#### [REQUIRED TASK]
Check every line of the material below for the string "переживает", and return the ones that have it.

___ SUPPLIED MATERIAL

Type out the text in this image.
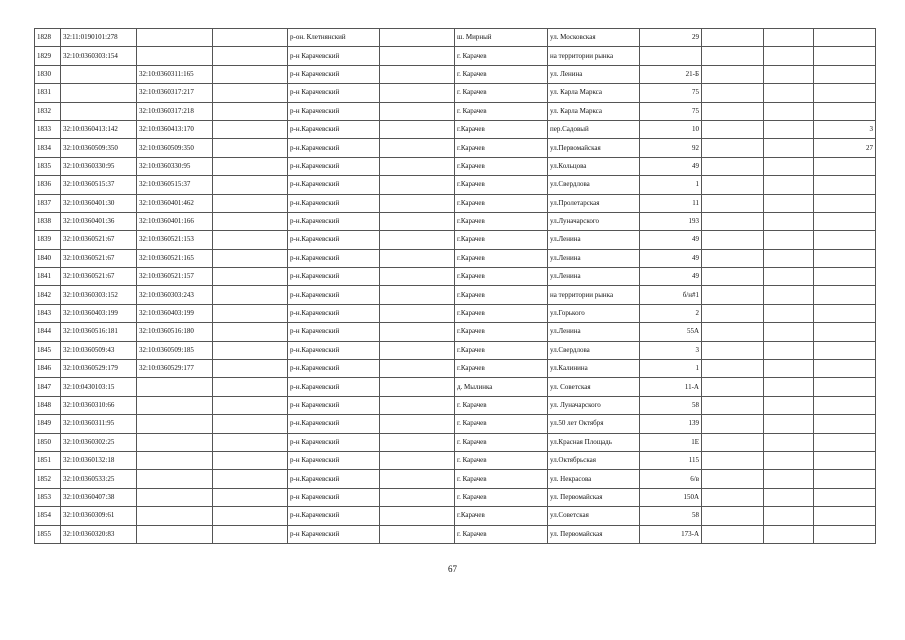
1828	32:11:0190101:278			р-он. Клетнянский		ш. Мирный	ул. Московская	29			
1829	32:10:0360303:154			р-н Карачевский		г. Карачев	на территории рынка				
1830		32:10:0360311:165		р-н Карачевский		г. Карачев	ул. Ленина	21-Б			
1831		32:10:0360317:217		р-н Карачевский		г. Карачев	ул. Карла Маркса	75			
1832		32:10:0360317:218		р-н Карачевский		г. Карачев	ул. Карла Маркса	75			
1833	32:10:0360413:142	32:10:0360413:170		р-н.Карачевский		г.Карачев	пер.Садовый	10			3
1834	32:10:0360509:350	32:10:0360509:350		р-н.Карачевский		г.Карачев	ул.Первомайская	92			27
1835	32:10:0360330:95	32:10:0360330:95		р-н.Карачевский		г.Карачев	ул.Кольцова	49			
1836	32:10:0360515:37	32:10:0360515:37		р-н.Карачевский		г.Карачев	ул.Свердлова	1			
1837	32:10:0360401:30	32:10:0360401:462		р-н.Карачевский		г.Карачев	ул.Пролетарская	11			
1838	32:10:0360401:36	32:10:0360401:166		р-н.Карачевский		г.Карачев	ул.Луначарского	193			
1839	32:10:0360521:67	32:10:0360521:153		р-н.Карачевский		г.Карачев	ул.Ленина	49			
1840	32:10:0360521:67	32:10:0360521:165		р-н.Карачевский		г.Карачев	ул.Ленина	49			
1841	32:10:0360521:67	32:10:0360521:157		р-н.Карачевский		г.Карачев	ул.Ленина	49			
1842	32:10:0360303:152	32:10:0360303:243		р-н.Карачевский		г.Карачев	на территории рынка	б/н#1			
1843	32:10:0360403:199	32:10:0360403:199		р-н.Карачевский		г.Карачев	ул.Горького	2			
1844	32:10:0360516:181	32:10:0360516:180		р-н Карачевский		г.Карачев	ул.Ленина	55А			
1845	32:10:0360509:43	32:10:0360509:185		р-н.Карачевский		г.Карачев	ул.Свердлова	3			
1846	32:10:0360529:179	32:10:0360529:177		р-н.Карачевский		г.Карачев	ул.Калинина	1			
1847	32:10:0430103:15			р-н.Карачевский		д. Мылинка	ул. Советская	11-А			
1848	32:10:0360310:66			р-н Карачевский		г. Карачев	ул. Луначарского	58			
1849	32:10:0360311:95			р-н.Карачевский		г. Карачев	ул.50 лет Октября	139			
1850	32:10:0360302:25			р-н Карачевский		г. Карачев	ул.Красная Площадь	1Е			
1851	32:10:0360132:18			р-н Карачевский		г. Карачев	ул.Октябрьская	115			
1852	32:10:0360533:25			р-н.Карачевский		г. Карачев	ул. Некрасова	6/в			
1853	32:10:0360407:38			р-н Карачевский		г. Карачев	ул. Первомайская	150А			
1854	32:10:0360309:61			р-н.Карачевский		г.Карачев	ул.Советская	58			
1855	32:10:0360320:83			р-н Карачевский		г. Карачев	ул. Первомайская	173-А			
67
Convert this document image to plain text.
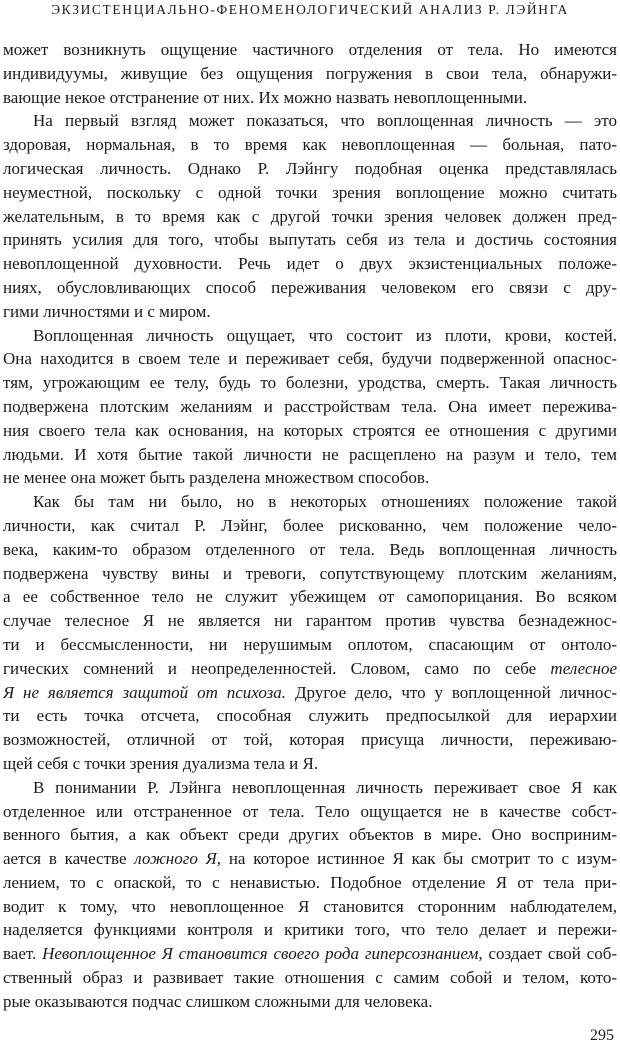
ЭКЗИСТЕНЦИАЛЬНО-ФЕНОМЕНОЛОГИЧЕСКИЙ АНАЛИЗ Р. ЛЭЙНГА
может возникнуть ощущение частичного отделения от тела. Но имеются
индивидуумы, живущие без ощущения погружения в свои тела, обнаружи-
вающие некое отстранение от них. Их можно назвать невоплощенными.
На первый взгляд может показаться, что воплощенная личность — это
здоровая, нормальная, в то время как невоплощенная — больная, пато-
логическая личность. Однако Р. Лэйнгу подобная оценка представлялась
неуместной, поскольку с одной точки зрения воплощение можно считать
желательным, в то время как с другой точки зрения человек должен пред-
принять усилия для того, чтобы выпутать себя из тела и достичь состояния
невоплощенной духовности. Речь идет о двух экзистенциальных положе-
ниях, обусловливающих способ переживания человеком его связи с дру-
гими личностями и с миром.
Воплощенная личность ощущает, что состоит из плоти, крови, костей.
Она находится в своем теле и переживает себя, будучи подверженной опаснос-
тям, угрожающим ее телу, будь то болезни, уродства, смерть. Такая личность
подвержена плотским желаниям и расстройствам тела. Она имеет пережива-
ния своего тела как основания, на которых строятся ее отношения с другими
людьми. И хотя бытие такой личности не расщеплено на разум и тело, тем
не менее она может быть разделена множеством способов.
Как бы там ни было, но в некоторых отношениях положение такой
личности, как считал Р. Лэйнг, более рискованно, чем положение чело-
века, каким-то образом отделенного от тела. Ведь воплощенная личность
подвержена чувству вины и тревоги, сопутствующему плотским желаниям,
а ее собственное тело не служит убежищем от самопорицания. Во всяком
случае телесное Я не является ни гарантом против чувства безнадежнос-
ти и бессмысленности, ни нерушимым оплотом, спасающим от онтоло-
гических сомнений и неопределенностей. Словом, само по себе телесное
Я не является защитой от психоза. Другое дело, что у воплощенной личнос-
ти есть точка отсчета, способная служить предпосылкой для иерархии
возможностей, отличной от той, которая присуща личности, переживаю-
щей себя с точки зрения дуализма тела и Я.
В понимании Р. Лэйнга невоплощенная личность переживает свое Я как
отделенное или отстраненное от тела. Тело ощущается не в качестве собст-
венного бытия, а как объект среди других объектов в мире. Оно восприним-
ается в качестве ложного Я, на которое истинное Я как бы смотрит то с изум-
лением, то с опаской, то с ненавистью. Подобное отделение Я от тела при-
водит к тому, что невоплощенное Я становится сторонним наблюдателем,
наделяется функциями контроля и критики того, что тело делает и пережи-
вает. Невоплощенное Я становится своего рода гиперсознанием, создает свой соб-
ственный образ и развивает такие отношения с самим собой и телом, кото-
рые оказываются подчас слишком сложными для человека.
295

______
___ SUPPLIED MATERIAL

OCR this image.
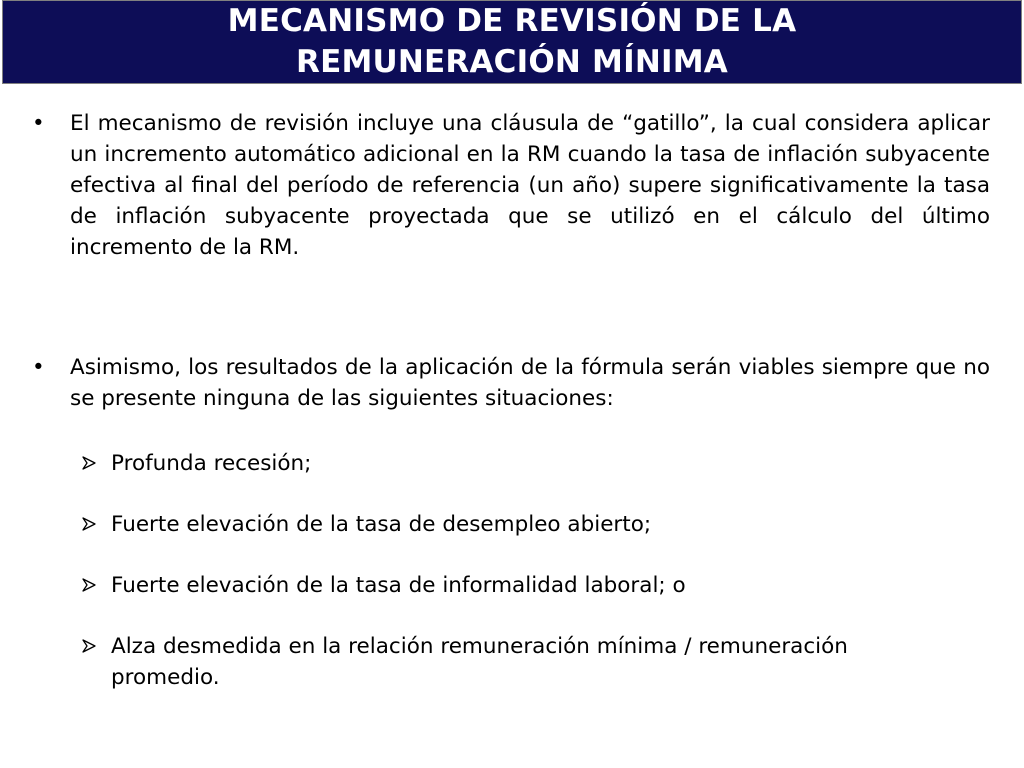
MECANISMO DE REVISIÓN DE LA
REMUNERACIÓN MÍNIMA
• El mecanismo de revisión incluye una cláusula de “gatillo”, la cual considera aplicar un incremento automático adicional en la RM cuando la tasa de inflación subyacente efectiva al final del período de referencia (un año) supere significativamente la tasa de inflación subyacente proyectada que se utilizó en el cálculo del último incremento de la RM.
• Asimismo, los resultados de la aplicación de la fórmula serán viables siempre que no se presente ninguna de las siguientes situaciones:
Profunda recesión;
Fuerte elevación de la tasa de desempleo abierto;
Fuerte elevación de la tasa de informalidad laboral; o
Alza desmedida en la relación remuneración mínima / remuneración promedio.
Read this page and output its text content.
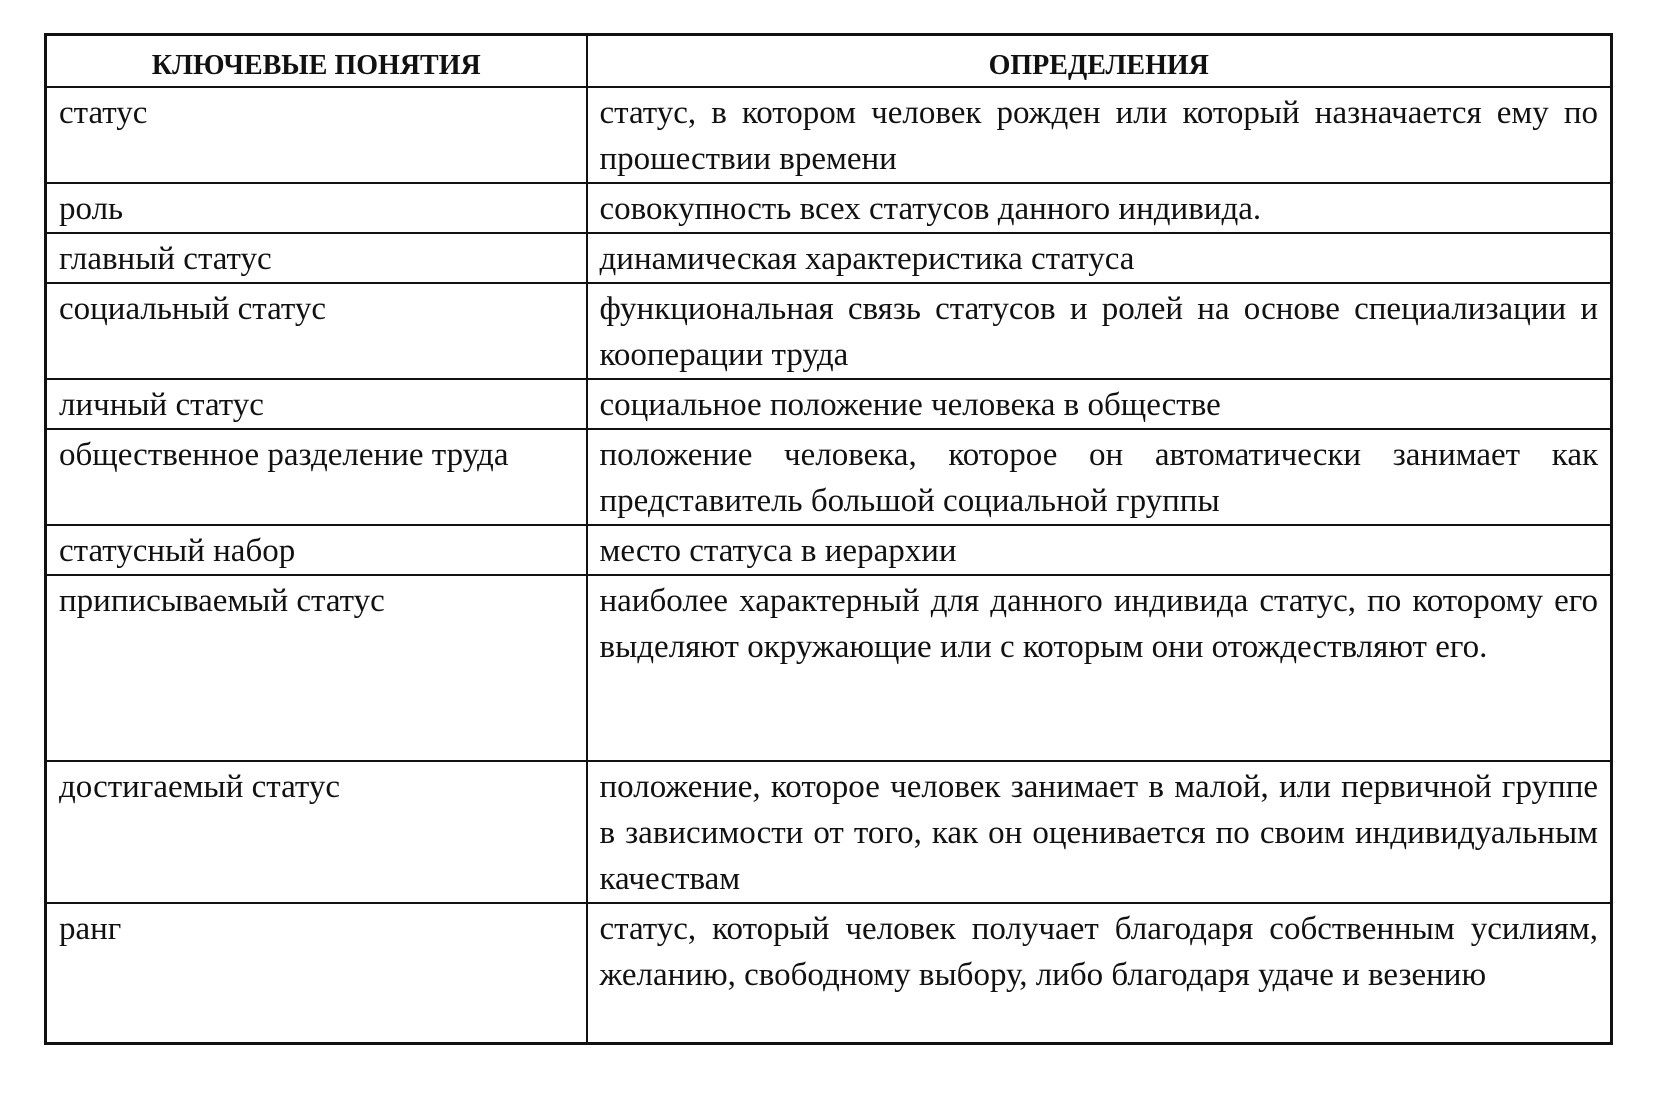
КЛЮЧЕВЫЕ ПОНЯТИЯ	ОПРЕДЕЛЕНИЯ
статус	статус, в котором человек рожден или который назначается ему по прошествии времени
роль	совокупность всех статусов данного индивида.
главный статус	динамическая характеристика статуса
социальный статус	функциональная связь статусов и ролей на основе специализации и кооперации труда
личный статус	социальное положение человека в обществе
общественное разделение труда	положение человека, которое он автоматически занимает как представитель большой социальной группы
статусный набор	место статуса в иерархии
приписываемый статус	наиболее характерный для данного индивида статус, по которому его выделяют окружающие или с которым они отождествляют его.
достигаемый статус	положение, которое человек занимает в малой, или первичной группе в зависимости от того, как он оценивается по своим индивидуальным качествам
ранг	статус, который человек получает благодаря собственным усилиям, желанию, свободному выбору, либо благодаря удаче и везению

______
___ SUPPLIED MATERIAL

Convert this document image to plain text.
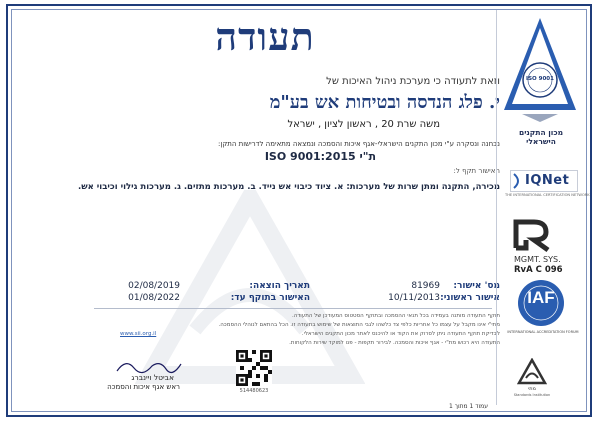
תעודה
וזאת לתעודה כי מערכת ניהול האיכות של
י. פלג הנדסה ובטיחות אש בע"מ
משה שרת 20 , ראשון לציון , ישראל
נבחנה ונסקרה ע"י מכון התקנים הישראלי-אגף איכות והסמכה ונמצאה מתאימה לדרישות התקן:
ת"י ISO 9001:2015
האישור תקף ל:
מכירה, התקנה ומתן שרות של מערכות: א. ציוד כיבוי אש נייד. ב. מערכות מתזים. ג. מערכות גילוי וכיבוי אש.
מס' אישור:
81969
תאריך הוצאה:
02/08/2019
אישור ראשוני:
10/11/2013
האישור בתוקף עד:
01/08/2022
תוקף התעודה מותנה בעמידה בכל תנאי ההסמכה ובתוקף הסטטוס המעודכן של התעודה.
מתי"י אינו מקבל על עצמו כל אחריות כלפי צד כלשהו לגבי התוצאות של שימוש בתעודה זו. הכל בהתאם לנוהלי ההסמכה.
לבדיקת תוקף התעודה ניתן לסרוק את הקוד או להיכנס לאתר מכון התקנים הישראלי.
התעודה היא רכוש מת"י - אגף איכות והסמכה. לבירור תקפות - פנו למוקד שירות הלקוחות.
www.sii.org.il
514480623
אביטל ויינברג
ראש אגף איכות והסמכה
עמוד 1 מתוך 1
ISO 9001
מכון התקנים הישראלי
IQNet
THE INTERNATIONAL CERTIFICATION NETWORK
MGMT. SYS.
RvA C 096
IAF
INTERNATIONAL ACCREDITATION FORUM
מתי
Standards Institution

______

#### [COMPLETE ANSWER]
Она находится в своем теле и переживает себя, будучи подверженной опаснос-
В понимании Р. Лэйнга невоплощенная личность переживает свое Я как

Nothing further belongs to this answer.